YOUR INSTRUCTIONS ->
Copy every row below word for word, changing nothing.

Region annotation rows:
◇ ◇ ◇ ◇ ◇
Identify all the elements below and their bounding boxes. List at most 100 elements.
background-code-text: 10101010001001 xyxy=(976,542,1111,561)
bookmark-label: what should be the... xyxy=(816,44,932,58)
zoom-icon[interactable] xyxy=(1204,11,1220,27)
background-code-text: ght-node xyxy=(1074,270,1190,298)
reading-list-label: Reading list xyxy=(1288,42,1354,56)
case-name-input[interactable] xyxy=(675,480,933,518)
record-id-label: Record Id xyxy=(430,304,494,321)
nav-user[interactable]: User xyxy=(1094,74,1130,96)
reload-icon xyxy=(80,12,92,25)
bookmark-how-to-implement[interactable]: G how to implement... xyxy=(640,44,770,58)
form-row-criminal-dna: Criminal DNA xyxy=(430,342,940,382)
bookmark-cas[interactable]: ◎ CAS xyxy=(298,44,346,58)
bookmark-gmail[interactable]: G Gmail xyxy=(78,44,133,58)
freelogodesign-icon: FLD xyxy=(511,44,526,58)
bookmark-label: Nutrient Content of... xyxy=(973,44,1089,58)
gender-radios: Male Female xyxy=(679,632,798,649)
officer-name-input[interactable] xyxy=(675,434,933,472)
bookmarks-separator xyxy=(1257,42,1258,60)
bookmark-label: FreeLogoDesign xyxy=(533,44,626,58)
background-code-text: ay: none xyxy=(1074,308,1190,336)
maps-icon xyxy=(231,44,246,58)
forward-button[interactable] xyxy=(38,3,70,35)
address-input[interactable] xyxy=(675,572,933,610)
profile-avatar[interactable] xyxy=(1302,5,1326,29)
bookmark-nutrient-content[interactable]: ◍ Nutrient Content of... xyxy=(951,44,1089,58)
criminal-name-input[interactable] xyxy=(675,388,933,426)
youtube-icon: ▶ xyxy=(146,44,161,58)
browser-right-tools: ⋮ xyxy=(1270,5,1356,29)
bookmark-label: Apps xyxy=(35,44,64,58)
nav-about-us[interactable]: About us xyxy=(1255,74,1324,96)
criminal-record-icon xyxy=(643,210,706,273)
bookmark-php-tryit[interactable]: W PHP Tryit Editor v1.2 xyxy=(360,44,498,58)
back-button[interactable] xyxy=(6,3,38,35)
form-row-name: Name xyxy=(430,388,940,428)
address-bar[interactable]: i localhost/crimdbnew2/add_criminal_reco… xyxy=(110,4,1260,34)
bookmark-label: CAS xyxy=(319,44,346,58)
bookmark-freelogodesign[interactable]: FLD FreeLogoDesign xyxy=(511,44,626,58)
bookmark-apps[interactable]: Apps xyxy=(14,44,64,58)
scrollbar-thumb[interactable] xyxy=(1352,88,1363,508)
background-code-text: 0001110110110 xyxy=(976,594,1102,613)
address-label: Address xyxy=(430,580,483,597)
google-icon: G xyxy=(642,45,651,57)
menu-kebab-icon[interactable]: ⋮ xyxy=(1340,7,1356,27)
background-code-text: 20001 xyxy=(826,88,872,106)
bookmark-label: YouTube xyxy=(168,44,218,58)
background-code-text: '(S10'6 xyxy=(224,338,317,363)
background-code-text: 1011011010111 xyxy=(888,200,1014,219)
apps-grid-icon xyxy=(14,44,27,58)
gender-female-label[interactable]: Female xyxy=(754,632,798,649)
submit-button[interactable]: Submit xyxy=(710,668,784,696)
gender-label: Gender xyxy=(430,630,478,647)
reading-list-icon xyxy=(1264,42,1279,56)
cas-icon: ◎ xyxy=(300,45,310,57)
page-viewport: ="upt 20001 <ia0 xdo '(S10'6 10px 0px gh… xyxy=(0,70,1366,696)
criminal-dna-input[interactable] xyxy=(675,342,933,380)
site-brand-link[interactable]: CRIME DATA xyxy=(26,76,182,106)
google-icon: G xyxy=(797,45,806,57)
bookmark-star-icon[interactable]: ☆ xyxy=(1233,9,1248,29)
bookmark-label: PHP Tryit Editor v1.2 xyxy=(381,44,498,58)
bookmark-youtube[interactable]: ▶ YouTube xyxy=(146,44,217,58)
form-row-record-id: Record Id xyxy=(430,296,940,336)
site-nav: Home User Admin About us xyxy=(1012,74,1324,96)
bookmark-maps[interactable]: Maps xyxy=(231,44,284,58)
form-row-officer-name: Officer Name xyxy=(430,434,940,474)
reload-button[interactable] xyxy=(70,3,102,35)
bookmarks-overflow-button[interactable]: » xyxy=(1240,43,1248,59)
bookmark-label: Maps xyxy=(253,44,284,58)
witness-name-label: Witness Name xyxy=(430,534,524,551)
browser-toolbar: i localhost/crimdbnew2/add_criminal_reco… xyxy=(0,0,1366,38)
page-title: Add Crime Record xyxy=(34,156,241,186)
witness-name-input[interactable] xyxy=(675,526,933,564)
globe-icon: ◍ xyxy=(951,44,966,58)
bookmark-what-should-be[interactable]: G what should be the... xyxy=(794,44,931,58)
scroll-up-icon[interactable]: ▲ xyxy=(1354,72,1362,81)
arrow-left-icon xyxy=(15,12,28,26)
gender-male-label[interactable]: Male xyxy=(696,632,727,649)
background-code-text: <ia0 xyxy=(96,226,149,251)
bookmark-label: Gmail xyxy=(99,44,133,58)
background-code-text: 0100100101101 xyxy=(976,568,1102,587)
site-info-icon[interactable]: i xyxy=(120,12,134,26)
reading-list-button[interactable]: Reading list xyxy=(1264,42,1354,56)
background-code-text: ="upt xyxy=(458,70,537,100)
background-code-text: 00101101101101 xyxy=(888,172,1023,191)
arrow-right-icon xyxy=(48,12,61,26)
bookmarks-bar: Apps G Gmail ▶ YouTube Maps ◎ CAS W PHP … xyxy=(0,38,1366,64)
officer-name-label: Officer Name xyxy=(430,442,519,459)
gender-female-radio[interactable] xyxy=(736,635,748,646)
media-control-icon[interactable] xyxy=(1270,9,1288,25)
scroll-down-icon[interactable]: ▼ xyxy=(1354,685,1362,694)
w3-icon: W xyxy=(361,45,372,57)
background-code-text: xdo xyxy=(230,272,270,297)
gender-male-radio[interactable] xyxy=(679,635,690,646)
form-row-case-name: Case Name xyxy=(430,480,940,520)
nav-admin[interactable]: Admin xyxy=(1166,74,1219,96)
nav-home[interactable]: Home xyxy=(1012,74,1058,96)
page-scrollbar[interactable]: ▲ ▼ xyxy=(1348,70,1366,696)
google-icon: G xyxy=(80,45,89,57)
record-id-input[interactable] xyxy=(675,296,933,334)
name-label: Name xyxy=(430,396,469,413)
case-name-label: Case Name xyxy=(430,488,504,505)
◇ ◇ ◇ ◇ ◇
OUTPUT BELOW ->
Identify all the elements below and their bounding boxes. List at most 100 elements.
background-code-text: 10101010001001 xyxy=(976,542,1111,561)
bookmark-label: what should be the... xyxy=(816,44,932,58)
zoom-icon[interactable] xyxy=(1204,11,1220,27)
background-code-text: ght-node xyxy=(1074,270,1190,298)
reading-list-label: Reading list xyxy=(1288,42,1354,56)
case-name-input[interactable] xyxy=(675,480,933,518)
record-id-label: Record Id xyxy=(430,304,494,321)
nav-user[interactable]: User xyxy=(1094,74,1130,96)
reload-icon xyxy=(80,12,92,25)
bookmark-how-to-implement[interactable]: G how to implement... xyxy=(640,44,770,58)
form-row-criminal-dna: Criminal DNA xyxy=(430,342,940,382)
bookmark-cas[interactable]: ◎ CAS xyxy=(298,44,346,58)
bookmark-gmail[interactable]: G Gmail xyxy=(78,44,133,58)
freelogodesign-icon: FLD xyxy=(511,44,526,58)
bookmark-label: Nutrient Content of... xyxy=(973,44,1089,58)
gender-radios: Male Female xyxy=(679,632,798,649)
officer-name-input[interactable] xyxy=(675,434,933,472)
bookmarks-separator xyxy=(1257,42,1258,60)
bookmark-label: FreeLogoDesign xyxy=(533,44,626,58)
background-code-text: ay: none xyxy=(1074,308,1190,336)
maps-icon xyxy=(231,44,246,58)
forward-button[interactable] xyxy=(38,3,70,35)
address-input[interactable] xyxy=(675,572,933,610)
profile-avatar[interactable] xyxy=(1302,5,1326,29)
bookmark-nutrient-content[interactable]: ◍ Nutrient Content of... xyxy=(951,44,1089,58)
criminal-name-input[interactable] xyxy=(675,388,933,426)
youtube-icon: ▶ xyxy=(146,44,161,58)
browser-right-tools: ⋮ xyxy=(1270,5,1356,29)
bookmark-label: Apps xyxy=(35,44,64,58)
nav-about-us[interactable]: About us xyxy=(1255,74,1324,96)
criminal-record-icon xyxy=(643,210,706,273)
bookmark-php-tryit[interactable]: W PHP Tryit Editor v1.2 xyxy=(360,44,498,58)
back-button[interactable] xyxy=(6,3,38,35)
form-row-name: Name xyxy=(430,388,940,428)
address-bar[interactable]: i localhost/crimdbnew2/add_criminal_reco… xyxy=(110,4,1260,34)
bookmark-label: CAS xyxy=(319,44,346,58)
bookmark-freelogodesign[interactable]: FLD FreeLogoDesign xyxy=(511,44,626,58)
bookmark-apps[interactable]: Apps xyxy=(14,44,64,58)
scrollbar-thumb[interactable] xyxy=(1352,88,1363,508)
background-code-text: 0001110110110 xyxy=(976,594,1102,613)
address-label: Address xyxy=(430,580,483,597)
google-icon: G xyxy=(642,45,651,57)
menu-kebab-icon[interactable]: ⋮ xyxy=(1340,7,1356,27)
background-code-text: 20001 xyxy=(826,88,872,106)
bookmark-label: YouTube xyxy=(168,44,218,58)
background-code-text: '(S10'6 xyxy=(224,338,317,363)
background-code-text: 1011011010111 xyxy=(888,200,1014,219)
apps-grid-icon xyxy=(14,44,27,58)
gender-female-label[interactable]: Female xyxy=(754,632,798,649)
submit-button[interactable]: Submit xyxy=(710,668,784,696)
gender-label: Gender xyxy=(430,630,478,647)
reading-list-icon xyxy=(1264,42,1279,56)
cas-icon: ◎ xyxy=(300,45,310,57)
page-viewport: ="upt 20001 <ia0 xdo '(S10'6 10px 0px gh… xyxy=(0,70,1366,696)
criminal-dna-input[interactable] xyxy=(675,342,933,380)
site-brand-link[interactable]: CRIME DATA xyxy=(26,76,182,106)
google-icon: G xyxy=(797,45,806,57)
bookmark-star-icon[interactable]: ☆ xyxy=(1233,9,1248,29)
bookmark-label: PHP Tryit Editor v1.2 xyxy=(381,44,498,58)
bookmark-youtube[interactable]: ▶ YouTube xyxy=(146,44,217,58)
form-row-record-id: Record Id xyxy=(430,296,940,336)
site-nav: Home User Admin About us xyxy=(1012,74,1324,96)
bookmark-maps[interactable]: Maps xyxy=(231,44,284,58)
form-row-officer-name: Officer Name xyxy=(430,434,940,474)
reload-button[interactable] xyxy=(70,3,102,35)
bookmarks-overflow-button[interactable]: » xyxy=(1240,43,1248,59)
bookmark-label: Maps xyxy=(253,44,284,58)
witness-name-label: Witness Name xyxy=(430,534,524,551)
browser-toolbar: i localhost/crimdbnew2/add_criminal_reco… xyxy=(0,0,1366,38)
page-title: Add Crime Record xyxy=(34,156,241,186)
witness-name-input[interactable] xyxy=(675,526,933,564)
globe-icon: ◍ xyxy=(951,44,966,58)
bookmark-what-should-be[interactable]: G what should be the... xyxy=(794,44,931,58)
scroll-up-icon[interactable]: ▲ xyxy=(1354,72,1362,81)
arrow-left-icon xyxy=(15,12,28,26)
gender-male-label[interactable]: Male xyxy=(696,632,727,649)
background-code-text: <ia0 xyxy=(96,226,149,251)
bookmark-label: Gmail xyxy=(99,44,133,58)
background-code-text: 0100100101101 xyxy=(976,568,1102,587)
site-info-icon[interactable]: i xyxy=(120,12,134,26)
reading-list-button[interactable]: Reading list xyxy=(1264,42,1354,56)
background-code-text: ="upt xyxy=(458,70,537,100)
background-code-text: 00101101101101 xyxy=(888,172,1023,191)
arrow-right-icon xyxy=(48,12,61,26)
bookmarks-bar: Apps G Gmail ▶ YouTube Maps ◎ CAS W PHP … xyxy=(0,38,1366,64)
officer-name-label: Officer Name xyxy=(430,442,519,459)
gender-female-radio[interactable] xyxy=(736,635,748,646)
media-control-icon[interactable] xyxy=(1270,9,1288,25)
scroll-down-icon[interactable]: ▼ xyxy=(1354,685,1362,694)
w3-icon: W xyxy=(361,45,372,57)
background-code-text: xdo xyxy=(230,272,270,297)
gender-male-radio[interactable] xyxy=(679,635,690,646)
form-row-case-name: Case Name xyxy=(430,480,940,520)
nav-admin[interactable]: Admin xyxy=(1166,74,1219,96)
nav-home[interactable]: Home xyxy=(1012,74,1058,96)
page-scrollbar[interactable]: ▲ ▼ xyxy=(1348,70,1366,696)
google-icon: G xyxy=(80,45,89,57)
record-id-input[interactable] xyxy=(675,296,933,334)
name-label: Name xyxy=(430,396,469,413)
case-name-label: Case Name xyxy=(430,488,504,505)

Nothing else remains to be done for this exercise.